Stored data:
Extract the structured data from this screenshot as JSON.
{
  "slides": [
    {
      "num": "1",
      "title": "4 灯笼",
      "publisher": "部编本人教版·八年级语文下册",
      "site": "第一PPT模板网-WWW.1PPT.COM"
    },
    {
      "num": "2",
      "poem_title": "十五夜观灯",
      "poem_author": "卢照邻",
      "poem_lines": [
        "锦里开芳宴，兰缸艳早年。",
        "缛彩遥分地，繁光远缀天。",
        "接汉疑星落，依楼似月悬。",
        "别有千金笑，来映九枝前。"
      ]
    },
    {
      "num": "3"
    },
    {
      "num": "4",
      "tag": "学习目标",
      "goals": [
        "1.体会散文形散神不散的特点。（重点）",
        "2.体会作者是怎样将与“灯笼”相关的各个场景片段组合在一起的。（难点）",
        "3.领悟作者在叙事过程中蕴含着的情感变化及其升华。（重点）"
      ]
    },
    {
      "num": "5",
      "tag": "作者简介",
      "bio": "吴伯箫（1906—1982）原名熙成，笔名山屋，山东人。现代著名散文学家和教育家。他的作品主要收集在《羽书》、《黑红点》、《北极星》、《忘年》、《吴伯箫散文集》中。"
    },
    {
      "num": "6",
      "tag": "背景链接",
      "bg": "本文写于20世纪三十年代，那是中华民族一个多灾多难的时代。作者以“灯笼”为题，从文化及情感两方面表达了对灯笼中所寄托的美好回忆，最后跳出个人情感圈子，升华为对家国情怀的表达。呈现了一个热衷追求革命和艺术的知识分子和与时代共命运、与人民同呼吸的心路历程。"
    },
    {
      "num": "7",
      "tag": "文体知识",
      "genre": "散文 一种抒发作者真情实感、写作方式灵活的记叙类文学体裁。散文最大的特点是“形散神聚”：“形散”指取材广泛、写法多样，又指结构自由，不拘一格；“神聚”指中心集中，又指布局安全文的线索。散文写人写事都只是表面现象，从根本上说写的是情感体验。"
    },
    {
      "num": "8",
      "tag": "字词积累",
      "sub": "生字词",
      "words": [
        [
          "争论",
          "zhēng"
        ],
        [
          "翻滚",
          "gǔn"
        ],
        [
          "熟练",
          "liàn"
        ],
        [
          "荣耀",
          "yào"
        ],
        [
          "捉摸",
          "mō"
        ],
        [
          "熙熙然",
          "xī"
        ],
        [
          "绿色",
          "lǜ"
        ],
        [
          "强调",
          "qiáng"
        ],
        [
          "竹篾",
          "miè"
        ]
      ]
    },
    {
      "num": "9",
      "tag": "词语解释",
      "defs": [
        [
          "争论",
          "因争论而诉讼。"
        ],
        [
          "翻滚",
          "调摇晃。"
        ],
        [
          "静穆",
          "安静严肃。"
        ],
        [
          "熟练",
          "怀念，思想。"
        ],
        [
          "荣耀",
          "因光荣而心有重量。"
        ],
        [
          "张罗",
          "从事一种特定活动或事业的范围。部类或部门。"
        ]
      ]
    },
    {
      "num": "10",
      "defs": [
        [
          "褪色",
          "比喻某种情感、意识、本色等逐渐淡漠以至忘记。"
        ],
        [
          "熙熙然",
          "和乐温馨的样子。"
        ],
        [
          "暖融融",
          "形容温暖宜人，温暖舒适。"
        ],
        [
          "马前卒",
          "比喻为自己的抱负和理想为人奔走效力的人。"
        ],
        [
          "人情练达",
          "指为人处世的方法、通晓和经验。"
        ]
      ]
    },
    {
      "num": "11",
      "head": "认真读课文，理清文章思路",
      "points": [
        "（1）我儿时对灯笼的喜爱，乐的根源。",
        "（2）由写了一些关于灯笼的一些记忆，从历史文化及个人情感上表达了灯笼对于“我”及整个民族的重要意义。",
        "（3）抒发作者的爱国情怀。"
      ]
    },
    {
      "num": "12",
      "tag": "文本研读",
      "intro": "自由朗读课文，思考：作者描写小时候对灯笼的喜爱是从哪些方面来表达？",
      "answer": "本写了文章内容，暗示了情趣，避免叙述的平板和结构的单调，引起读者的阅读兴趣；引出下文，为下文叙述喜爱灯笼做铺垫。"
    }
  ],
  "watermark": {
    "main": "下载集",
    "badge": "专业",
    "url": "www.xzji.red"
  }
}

The problem. Write out every line from the records above, word for word.

Answer.
Extract the structured data from this screenshot as JSON.
{
  "slides": [
    {
      "num": "1",
      "title": "4 灯笼",
      "publisher": "部编本人教版·八年级语文下册",
      "site": "第一PPT模板网-WWW.1PPT.COM"
    },
    {
      "num": "2",
      "poem_title": "十五夜观灯",
      "poem_author": "卢照邻",
      "poem_lines": [
        "锦里开芳宴，兰缸艳早年。",
        "缛彩遥分地，繁光远缀天。",
        "接汉疑星落，依楼似月悬。",
        "别有千金笑，来映九枝前。"
      ]
    },
    {
      "num": "3"
    },
    {
      "num": "4",
      "tag": "学习目标",
      "goals": [
        "1.体会散文形散神不散的特点。（重点）",
        "2.体会作者是怎样将与“灯笼”相关的各个场景片段组合在一起的。（难点）",
        "3.领悟作者在叙事过程中蕴含着的情感变化及其升华。（重点）"
      ]
    },
    {
      "num": "5",
      "tag": "作者简介",
      "bio": "吴伯箫（1906—1982）原名熙成，笔名山屋，山东人。现代著名散文学家和教育家。他的作品主要收集在《羽书》、《黑红点》、《北极星》、《忘年》、《吴伯箫散文集》中。"
    },
    {
      "num": "6",
      "tag": "背景链接",
      "bg": "本文写于20世纪三十年代，那是中华民族一个多灾多难的时代。作者以“灯笼”为题，从文化及情感两方面表达了对灯笼中所寄托的美好回忆，最后跳出个人情感圈子，升华为对家国情怀的表达。呈现了一个热衷追求革命和艺术的知识分子和与时代共命运、与人民同呼吸的心路历程。"
    },
    {
      "num": "7",
      "tag": "文体知识",
      "genre": "散文 一种抒发作者真情实感、写作方式灵活的记叙类文学体裁。散文最大的特点是“形散神聚”：“形散”指取材广泛、写法多样，又指结构自由，不拘一格；“神聚”指中心集中，又指布局安全文的线索。散文写人写事都只是表面现象，从根本上说写的是情感体验。"
    },
    {
      "num": "8",
      "tag": "字词积累",
      "sub": "生字词",
      "words": [
        [
          "争论",
          "zhēng"
        ],
        [
          "翻滚",
          "gǔn"
        ],
        [
          "熟练",
          "liàn"
        ],
        [
          "荣耀",
          "yào"
        ],
        [
          "捉摸",
          "mō"
        ],
        [
          "熙熙然",
          "xī"
        ],
        [
          "绿色",
          "lǜ"
        ],
        [
          "强调",
          "qiáng"
        ],
        [
          "竹篾",
          "miè"
        ]
      ]
    },
    {
      "num": "9",
      "tag": "词语解释",
      "defs": [
        [
          "争论",
          "因争论而诉讼。"
        ],
        [
          "翻滚",
          "调摇晃。"
        ],
        [
          "静穆",
          "安静严肃。"
        ],
        [
          "熟练",
          "怀念，思想。"
        ],
        [
          "荣耀",
          "因光荣而心有重量。"
        ],
        [
          "张罗",
          "从事一种特定活动或事业的范围。部类或部门。"
        ]
      ]
    },
    {
      "num": "10",
      "defs": [
        [
          "褪色",
          "比喻某种情感、意识、本色等逐渐淡漠以至忘记。"
        ],
        [
          "熙熙然",
          "和乐温馨的样子。"
        ],
        [
          "暖融融",
          "形容温暖宜人，温暖舒适。"
        ],
        [
          "马前卒",
          "比喻为自己的抱负和理想为人奔走效力的人。"
        ],
        [
          "人情练达",
          "指为人处世的方法、通晓和经验。"
        ]
      ]
    },
    {
      "num": "11",
      "head": "认真读课文，理清文章思路",
      "points": [
        "（1）我儿时对灯笼的喜爱，乐的根源。",
        "（2）由写了一些关于灯笼的一些记忆，从历史文化及个人情感上表达了灯笼对于“我”及整个民族的重要意义。",
        "（3）抒发作者的爱国情怀。"
      ]
    },
    {
      "num": "12",
      "tag": "文本研读",
      "intro": "自由朗读课文，思考：作者描写小时候对灯笼的喜爱是从哪些方面来表达？",
      "answer": "本写了文章内容，暗示了情趣，避免叙述的平板和结构的单调，引起读者的阅读兴趣；引出下文，为下文叙述喜爱灯笼做铺垫。"
    }
  ],
  "watermark": {
    "main": "下载集",
    "badge": "专业",
    "url": "www.xzji.red"
  }
}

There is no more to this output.